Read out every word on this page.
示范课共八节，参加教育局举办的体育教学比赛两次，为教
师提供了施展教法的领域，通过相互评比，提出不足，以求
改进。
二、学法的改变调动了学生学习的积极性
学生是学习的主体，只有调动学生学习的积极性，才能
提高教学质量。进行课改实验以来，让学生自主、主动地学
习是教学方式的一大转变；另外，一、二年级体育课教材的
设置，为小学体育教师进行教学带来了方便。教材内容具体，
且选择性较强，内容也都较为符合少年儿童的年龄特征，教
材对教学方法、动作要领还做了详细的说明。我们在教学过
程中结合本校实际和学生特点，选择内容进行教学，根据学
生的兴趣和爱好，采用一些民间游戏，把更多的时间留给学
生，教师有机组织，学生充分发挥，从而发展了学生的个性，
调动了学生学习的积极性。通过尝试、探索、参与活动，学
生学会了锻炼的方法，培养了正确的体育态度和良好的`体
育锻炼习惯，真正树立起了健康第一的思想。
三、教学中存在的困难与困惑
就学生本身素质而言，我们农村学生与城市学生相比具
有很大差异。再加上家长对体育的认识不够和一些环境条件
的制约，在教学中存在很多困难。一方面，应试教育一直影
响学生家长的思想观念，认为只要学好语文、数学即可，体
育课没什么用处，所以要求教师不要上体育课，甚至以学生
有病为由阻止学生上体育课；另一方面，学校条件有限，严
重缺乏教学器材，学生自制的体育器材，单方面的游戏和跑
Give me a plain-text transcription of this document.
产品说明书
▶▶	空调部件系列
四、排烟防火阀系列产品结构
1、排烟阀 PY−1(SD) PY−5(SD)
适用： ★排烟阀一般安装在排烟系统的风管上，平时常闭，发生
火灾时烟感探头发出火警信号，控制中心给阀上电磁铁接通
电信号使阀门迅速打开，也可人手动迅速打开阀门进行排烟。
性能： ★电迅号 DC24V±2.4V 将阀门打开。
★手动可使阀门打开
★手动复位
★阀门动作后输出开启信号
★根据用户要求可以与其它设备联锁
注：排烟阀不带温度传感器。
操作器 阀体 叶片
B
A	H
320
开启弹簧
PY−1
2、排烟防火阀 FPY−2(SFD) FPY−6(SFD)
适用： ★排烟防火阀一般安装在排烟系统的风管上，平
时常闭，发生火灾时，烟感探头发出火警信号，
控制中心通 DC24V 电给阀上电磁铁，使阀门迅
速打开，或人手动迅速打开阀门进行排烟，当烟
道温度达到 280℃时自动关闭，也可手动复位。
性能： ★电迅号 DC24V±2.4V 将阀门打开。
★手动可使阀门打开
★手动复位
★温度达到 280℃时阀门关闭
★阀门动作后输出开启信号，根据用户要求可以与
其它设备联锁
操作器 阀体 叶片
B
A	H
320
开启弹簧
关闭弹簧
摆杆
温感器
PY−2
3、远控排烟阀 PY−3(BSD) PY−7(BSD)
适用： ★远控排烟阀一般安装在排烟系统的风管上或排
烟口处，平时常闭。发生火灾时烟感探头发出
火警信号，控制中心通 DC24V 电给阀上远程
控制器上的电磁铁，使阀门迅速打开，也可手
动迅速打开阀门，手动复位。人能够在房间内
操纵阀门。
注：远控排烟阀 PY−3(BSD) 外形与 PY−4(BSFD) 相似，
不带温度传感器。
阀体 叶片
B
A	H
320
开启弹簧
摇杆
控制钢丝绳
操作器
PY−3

☆ ☆ ☆

Copy each line of the data above that holds "this".

Read out every word on this page.
Give me a plain-text transcription of this document.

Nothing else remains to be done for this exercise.